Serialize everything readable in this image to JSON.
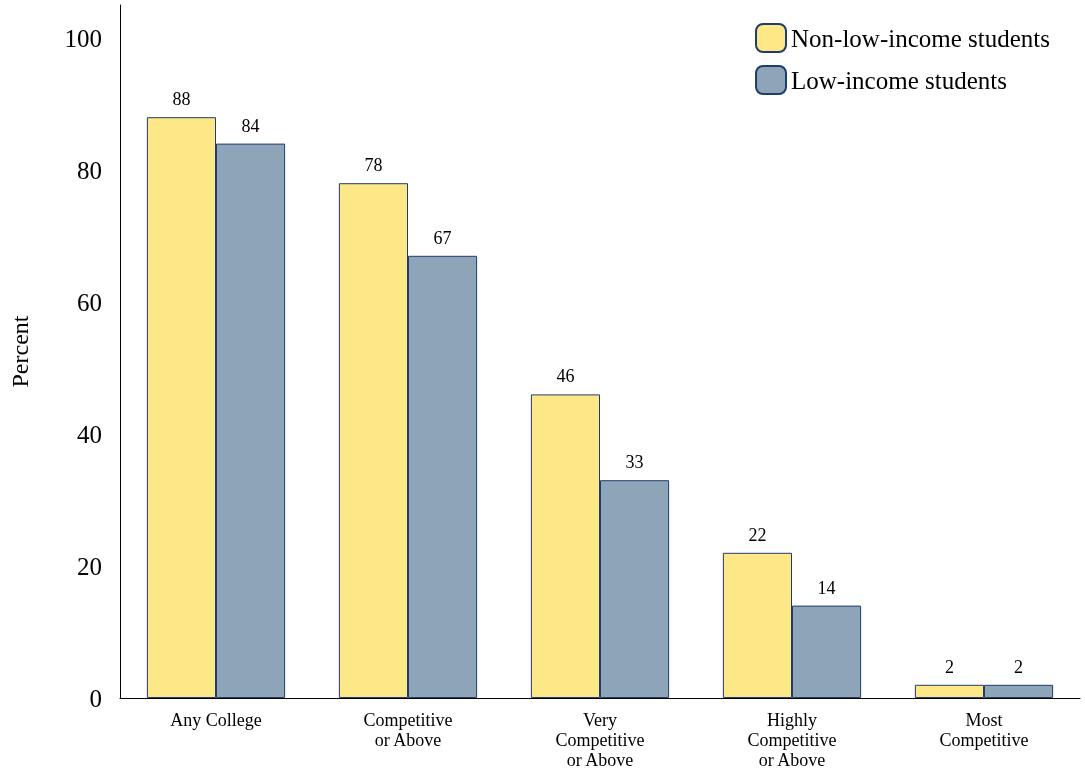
{
  "chart_data": {
    "type": "bar",
    "ylabel": "Percent",
    "categories": [
      "Any College",
      "Competitive\nor Above",
      "Very\nCompetitive\nor Above",
      "Highly\nCompetitive\nor Above",
      "Most\nCompetitive"
    ],
    "series": [
      {
        "name": "Non-low-income students",
        "color": "#fee787",
        "values": [
          88,
          78,
          46,
          22,
          2
        ]
      },
      {
        "name": "Low-income students",
        "color": "#8da4b9",
        "values": [
          84,
          67,
          33,
          14,
          2
        ]
      }
    ],
    "ylim": [
      0,
      105
    ],
    "yticks": [
      0,
      20,
      40,
      60,
      80,
      100
    ],
    "grid": false,
    "legend": "top right",
    "data_labels": true
  }
}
────
→ **Work to do**: Leave the pictures out and reproduce all of the records exactly.

→ **Result of this task**:
Serialize everything readable in this image to JSON.
{
  "chart_data": {
    "type": "bar",
    "ylabel": "Percent",
    "categories": [
      "Any College",
      "Competitive\nor Above",
      "Very\nCompetitive\nor Above",
      "Highly\nCompetitive\nor Above",
      "Most\nCompetitive"
    ],
    "series": [
      {
        "name": "Non-low-income students",
        "color": "#fee787",
        "values": [
          88,
          78,
          46,
          22,
          2
        ]
      },
      {
        "name": "Low-income students",
        "color": "#8da4b9",
        "values": [
          84,
          67,
          33,
          14,
          2
        ]
      }
    ],
    "ylim": [
      0,
      105
    ],
    "yticks": [
      0,
      20,
      40,
      60,
      80,
      100
    ],
    "grid": false,
    "legend": "top right",
    "data_labels": true
  }
}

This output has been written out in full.